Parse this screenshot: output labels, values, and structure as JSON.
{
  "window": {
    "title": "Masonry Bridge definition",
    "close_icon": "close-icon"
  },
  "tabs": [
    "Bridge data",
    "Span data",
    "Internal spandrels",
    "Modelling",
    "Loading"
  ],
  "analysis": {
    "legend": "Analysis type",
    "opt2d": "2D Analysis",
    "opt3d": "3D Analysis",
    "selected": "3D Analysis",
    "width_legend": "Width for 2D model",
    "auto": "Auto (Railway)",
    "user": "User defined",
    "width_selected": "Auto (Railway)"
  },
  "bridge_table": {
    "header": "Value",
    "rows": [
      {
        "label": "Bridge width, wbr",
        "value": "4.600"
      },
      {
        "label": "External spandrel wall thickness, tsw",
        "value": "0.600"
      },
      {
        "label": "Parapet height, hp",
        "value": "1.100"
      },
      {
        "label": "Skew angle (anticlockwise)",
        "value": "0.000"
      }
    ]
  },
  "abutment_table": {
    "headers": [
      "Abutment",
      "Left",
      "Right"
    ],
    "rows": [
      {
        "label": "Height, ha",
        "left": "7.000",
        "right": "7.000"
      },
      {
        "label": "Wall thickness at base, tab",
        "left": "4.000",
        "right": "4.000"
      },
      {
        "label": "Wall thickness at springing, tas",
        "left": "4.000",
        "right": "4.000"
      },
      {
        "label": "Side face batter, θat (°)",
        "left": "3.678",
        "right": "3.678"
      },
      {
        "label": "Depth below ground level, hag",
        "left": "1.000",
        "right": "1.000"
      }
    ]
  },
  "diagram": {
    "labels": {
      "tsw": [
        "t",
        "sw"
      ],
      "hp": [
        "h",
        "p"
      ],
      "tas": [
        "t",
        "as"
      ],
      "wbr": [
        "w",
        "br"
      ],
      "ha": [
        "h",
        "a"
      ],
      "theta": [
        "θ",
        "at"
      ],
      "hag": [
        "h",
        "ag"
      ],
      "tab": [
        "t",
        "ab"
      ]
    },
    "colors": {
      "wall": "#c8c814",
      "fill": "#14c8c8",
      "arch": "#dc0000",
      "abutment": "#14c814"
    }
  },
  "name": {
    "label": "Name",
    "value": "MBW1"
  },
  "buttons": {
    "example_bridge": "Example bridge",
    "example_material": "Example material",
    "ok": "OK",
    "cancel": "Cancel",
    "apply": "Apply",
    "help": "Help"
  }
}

• [The request]: Copy every line of the records word for word.

• [Final result]:
Parse this screenshot: output labels, values, and structure as JSON.
{
  "window": {
    "title": "Masonry Bridge definition",
    "close_icon": "close-icon"
  },
  "tabs": [
    "Bridge data",
    "Span data",
    "Internal spandrels",
    "Modelling",
    "Loading"
  ],
  "analysis": {
    "legend": "Analysis type",
    "opt2d": "2D Analysis",
    "opt3d": "3D Analysis",
    "selected": "3D Analysis",
    "width_legend": "Width for 2D model",
    "auto": "Auto (Railway)",
    "user": "User defined",
    "width_selected": "Auto (Railway)"
  },
  "bridge_table": {
    "header": "Value",
    "rows": [
      {
        "label": "Bridge width, wbr",
        "value": "4.600"
      },
      {
        "label": "External spandrel wall thickness, tsw",
        "value": "0.600"
      },
      {
        "label": "Parapet height, hp",
        "value": "1.100"
      },
      {
        "label": "Skew angle (anticlockwise)",
        "value": "0.000"
      }
    ]
  },
  "abutment_table": {
    "headers": [
      "Abutment",
      "Left",
      "Right"
    ],
    "rows": [
      {
        "label": "Height, ha",
        "left": "7.000",
        "right": "7.000"
      },
      {
        "label": "Wall thickness at base, tab",
        "left": "4.000",
        "right": "4.000"
      },
      {
        "label": "Wall thickness at springing, tas",
        "left": "4.000",
        "right": "4.000"
      },
      {
        "label": "Side face batter, θat (°)",
        "left": "3.678",
        "right": "3.678"
      },
      {
        "label": "Depth below ground level, hag",
        "left": "1.000",
        "right": "1.000"
      }
    ]
  },
  "diagram": {
    "labels": {
      "tsw": [
        "t",
        "sw"
      ],
      "hp": [
        "h",
        "p"
      ],
      "tas": [
        "t",
        "as"
      ],
      "wbr": [
        "w",
        "br"
      ],
      "ha": [
        "h",
        "a"
      ],
      "theta": [
        "θ",
        "at"
      ],
      "hag": [
        "h",
        "ag"
      ],
      "tab": [
        "t",
        "ab"
      ]
    },
    "colors": {
      "wall": "#c8c814",
      "fill": "#14c8c8",
      "arch": "#dc0000",
      "abutment": "#14c814"
    }
  },
  "name": {
    "label": "Name",
    "value": "MBW1"
  },
  "buttons": {
    "example_bridge": "Example bridge",
    "example_material": "Example material",
    "ok": "OK",
    "cancel": "Cancel",
    "apply": "Apply",
    "help": "Help"
  }
}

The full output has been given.